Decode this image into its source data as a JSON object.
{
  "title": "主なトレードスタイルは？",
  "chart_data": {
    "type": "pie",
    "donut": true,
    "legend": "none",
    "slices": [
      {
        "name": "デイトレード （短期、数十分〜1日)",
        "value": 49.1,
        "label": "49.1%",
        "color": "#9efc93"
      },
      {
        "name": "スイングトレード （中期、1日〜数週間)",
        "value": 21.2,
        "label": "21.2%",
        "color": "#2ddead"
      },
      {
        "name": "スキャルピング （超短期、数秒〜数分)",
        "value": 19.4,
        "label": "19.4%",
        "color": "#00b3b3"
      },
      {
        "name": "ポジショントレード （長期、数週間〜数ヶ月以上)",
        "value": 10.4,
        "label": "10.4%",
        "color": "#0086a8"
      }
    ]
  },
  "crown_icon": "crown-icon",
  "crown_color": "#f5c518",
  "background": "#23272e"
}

EXERCISE REQUIREMENTS :: Extract every line above containing the word "name".

CORRECT OUTPUT ::
        "name": "デイトレード （短期、数十分〜1日)",
        "name": "スイングトレード （中期、1日〜数週間)",
        "name": "スキャルピング （超短期、数秒〜数分)",
        "name": "ポジショントレード （長期、数週間〜数ヶ月以上)",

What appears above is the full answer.